Copy every entry exactly as given, minus the images.
---------- Dataset content
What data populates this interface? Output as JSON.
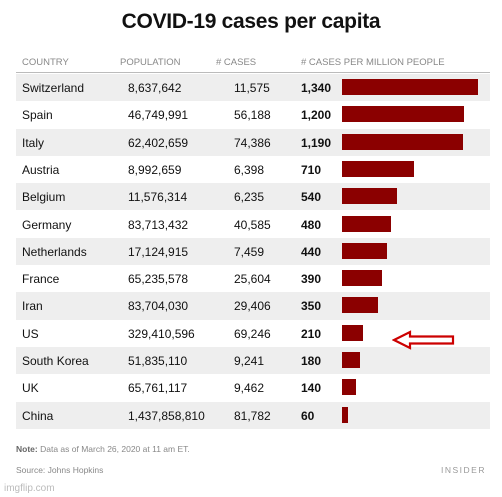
{
  "chart_data": {
    "type": "table",
    "title": "COVID-19 cases per capita",
    "columns": [
      "COUNTRY",
      "POPULATION",
      "# CASES",
      "# CASES PER MILLION PEOPLE"
    ],
    "rows": [
      {
        "country": "Switzerland",
        "population": "8,637,642",
        "cases": "11,575",
        "per_million": "1,340",
        "value": 1340
      },
      {
        "country": "Spain",
        "population": "46,749,991",
        "cases": "56,188",
        "per_million": "1,200",
        "value": 1200
      },
      {
        "country": "Italy",
        "population": "62,402,659",
        "cases": "74,386",
        "per_million": "1,190",
        "value": 1190
      },
      {
        "country": "Austria",
        "population": "8,992,659",
        "cases": "6,398",
        "per_million": "710",
        "value": 710
      },
      {
        "country": "Belgium",
        "population": "11,576,314",
        "cases": "6,235",
        "per_million": "540",
        "value": 540
      },
      {
        "country": "Germany",
        "population": "83,713,432",
        "cases": "40,585",
        "per_million": "480",
        "value": 480
      },
      {
        "country": "Netherlands",
        "population": "17,124,915",
        "cases": "7,459",
        "per_million": "440",
        "value": 440
      },
      {
        "country": "France",
        "population": "65,235,578",
        "cases": "25,604",
        "per_million": "390",
        "value": 390
      },
      {
        "country": "Iran",
        "population": "83,704,030",
        "cases": "29,406",
        "per_million": "350",
        "value": 350
      },
      {
        "country": "US",
        "population": "329,410,596",
        "cases": "69,246",
        "per_million": "210",
        "value": 210
      },
      {
        "country": "South Korea",
        "population": "51,835,110",
        "cases": "9,241",
        "per_million": "180",
        "value": 180
      },
      {
        "country": "UK",
        "population": "65,761,117",
        "cases": "9,462",
        "per_million": "140",
        "value": 140
      },
      {
        "country": "China",
        "population": "1,437,858,810",
        "cases": "81,782",
        "per_million": "60",
        "value": 60
      }
    ],
    "bar_color": "#8b0000",
    "highlighted_row": "US",
    "annotation": "red arrow pointing at US bar"
  },
  "note_label": "Note:",
  "note_text": "Data as of March 26, 2020 at 11 am ET.",
  "source": "Source: Johns Hopkins",
  "brand": "INSIDER",
  "watermark": "imgflip.com",
  "arrow_color": "#cc0000"
}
--------------------
Response below:
What data populates this interface? Output as JSON.
{
  "chart_data": {
    "type": "table",
    "title": "COVID-19 cases per capita",
    "columns": [
      "COUNTRY",
      "POPULATION",
      "# CASES",
      "# CASES PER MILLION PEOPLE"
    ],
    "rows": [
      {
        "country": "Switzerland",
        "population": "8,637,642",
        "cases": "11,575",
        "per_million": "1,340",
        "value": 1340
      },
      {
        "country": "Spain",
        "population": "46,749,991",
        "cases": "56,188",
        "per_million": "1,200",
        "value": 1200
      },
      {
        "country": "Italy",
        "population": "62,402,659",
        "cases": "74,386",
        "per_million": "1,190",
        "value": 1190
      },
      {
        "country": "Austria",
        "population": "8,992,659",
        "cases": "6,398",
        "per_million": "710",
        "value": 710
      },
      {
        "country": "Belgium",
        "population": "11,576,314",
        "cases": "6,235",
        "per_million": "540",
        "value": 540
      },
      {
        "country": "Germany",
        "population": "83,713,432",
        "cases": "40,585",
        "per_million": "480",
        "value": 480
      },
      {
        "country": "Netherlands",
        "population": "17,124,915",
        "cases": "7,459",
        "per_million": "440",
        "value": 440
      },
      {
        "country": "France",
        "population": "65,235,578",
        "cases": "25,604",
        "per_million": "390",
        "value": 390
      },
      {
        "country": "Iran",
        "population": "83,704,030",
        "cases": "29,406",
        "per_million": "350",
        "value": 350
      },
      {
        "country": "US",
        "population": "329,410,596",
        "cases": "69,246",
        "per_million": "210",
        "value": 210
      },
      {
        "country": "South Korea",
        "population": "51,835,110",
        "cases": "9,241",
        "per_million": "180",
        "value": 180
      },
      {
        "country": "UK",
        "population": "65,761,117",
        "cases": "9,462",
        "per_million": "140",
        "value": 140
      },
      {
        "country": "China",
        "population": "1,437,858,810",
        "cases": "81,782",
        "per_million": "60",
        "value": 60
      }
    ],
    "bar_color": "#8b0000",
    "highlighted_row": "US",
    "annotation": "red arrow pointing at US bar"
  },
  "note_label": "Note:",
  "note_text": "Data as of March 26, 2020 at 11 am ET.",
  "source": "Source: Johns Hopkins",
  "brand": "INSIDER",
  "watermark": "imgflip.com",
  "arrow_color": "#cc0000"
}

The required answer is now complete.